Data entries for graphics:
::::::::

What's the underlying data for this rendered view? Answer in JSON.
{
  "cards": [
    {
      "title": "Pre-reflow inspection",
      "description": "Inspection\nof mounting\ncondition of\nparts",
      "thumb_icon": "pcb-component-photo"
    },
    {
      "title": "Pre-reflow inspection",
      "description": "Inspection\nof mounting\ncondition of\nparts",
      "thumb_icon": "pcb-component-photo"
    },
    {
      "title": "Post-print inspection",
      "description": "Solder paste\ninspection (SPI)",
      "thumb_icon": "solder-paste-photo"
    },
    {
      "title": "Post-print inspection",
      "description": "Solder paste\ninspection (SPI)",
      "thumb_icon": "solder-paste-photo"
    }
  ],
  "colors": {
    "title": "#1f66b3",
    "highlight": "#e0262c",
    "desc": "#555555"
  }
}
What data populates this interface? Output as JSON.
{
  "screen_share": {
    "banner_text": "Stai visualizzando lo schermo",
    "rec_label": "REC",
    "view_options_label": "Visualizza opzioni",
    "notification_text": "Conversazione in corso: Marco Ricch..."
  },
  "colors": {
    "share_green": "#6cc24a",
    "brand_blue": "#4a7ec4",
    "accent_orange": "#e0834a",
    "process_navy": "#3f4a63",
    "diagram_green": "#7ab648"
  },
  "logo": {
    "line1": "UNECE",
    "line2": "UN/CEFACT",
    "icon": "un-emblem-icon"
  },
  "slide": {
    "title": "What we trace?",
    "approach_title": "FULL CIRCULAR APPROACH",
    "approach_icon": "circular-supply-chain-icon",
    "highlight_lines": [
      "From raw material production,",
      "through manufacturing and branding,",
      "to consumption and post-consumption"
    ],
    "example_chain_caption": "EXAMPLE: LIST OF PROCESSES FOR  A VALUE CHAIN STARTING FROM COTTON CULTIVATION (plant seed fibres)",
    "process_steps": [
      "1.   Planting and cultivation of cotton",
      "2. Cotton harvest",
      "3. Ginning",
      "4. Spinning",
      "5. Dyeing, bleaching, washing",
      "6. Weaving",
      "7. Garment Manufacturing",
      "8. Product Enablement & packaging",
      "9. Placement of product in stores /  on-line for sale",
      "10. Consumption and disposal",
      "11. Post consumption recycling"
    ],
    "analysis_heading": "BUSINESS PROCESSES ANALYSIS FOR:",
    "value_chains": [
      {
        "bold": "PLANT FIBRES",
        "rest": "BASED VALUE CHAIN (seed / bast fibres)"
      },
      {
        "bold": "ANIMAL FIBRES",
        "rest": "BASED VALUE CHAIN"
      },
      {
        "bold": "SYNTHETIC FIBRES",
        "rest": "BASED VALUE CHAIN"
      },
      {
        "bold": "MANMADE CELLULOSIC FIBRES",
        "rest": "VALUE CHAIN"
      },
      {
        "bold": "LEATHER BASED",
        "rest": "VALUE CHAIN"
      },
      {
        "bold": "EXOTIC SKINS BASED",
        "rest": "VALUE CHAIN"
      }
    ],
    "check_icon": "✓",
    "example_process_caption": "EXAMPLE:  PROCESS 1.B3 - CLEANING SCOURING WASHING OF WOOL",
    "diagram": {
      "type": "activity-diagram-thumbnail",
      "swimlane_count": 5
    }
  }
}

::::::::

What is required =>
Exactly reproduce every record.

Result =>
What's the underlying data for this rendered view? Answer in JSON.
{
  "cards": [
    {
      "title": "Pre-reflow inspection",
      "description": "Inspection\nof mounting\ncondition of\nparts",
      "thumb_icon": "pcb-component-photo"
    },
    {
      "title": "Pre-reflow inspection",
      "description": "Inspection\nof mounting\ncondition of\nparts",
      "thumb_icon": "pcb-component-photo"
    },
    {
      "title": "Post-print inspection",
      "description": "Solder paste\ninspection (SPI)",
      "thumb_icon": "solder-paste-photo"
    },
    {
      "title": "Post-print inspection",
      "description": "Solder paste\ninspection (SPI)",
      "thumb_icon": "solder-paste-photo"
    }
  ],
  "colors": {
    "title": "#1f66b3",
    "highlight": "#e0262c",
    "desc": "#555555"
  }
}
What data populates this interface? Output as JSON.
{
  "screen_share": {
    "banner_text": "Stai visualizzando lo schermo",
    "rec_label": "REC",
    "view_options_label": "Visualizza opzioni",
    "notification_text": "Conversazione in corso: Marco Ricch..."
  },
  "colors": {
    "share_green": "#6cc24a",
    "brand_blue": "#4a7ec4",
    "accent_orange": "#e0834a",
    "process_navy": "#3f4a63",
    "diagram_green": "#7ab648"
  },
  "logo": {
    "line1": "UNECE",
    "line2": "UN/CEFACT",
    "icon": "un-emblem-icon"
  },
  "slide": {
    "title": "What we trace?",
    "approach_title": "FULL CIRCULAR APPROACH",
    "approach_icon": "circular-supply-chain-icon",
    "highlight_lines": [
      "From raw material production,",
      "through manufacturing and branding,",
      "to consumption and post-consumption"
    ],
    "example_chain_caption": "EXAMPLE: LIST OF PROCESSES FOR  A VALUE CHAIN STARTING FROM COTTON CULTIVATION (plant seed fibres)",
    "process_steps": [
      "1.   Planting and cultivation of cotton",
      "2. Cotton harvest",
      "3. Ginning",
      "4. Spinning",
      "5. Dyeing, bleaching, washing",
      "6. Weaving",
      "7. Garment Manufacturing",
      "8. Product Enablement & packaging",
      "9. Placement of product in stores /  on-line for sale",
      "10. Consumption and disposal",
      "11. Post consumption recycling"
    ],
    "analysis_heading": "BUSINESS PROCESSES ANALYSIS FOR:",
    "value_chains": [
      {
        "bold": "PLANT FIBRES",
        "rest": "BASED VALUE CHAIN (seed / bast fibres)"
      },
      {
        "bold": "ANIMAL FIBRES",
        "rest": "BASED VALUE CHAIN"
      },
      {
        "bold": "SYNTHETIC FIBRES",
        "rest": "BASED VALUE CHAIN"
      },
      {
        "bold": "MANMADE CELLULOSIC FIBRES",
        "rest": "VALUE CHAIN"
      },
      {
        "bold": "LEATHER BASED",
        "rest": "VALUE CHAIN"
      },
      {
        "bold": "EXOTIC SKINS BASED",
        "rest": "VALUE CHAIN"
      }
    ],
    "check_icon": "✓",
    "example_process_caption": "EXAMPLE:  PROCESS 1.B3 - CLEANING SCOURING WASHING OF WOOL",
    "diagram": {
      "type": "activity-diagram-thumbnail",
      "swimlane_count": 5
    }
  }
}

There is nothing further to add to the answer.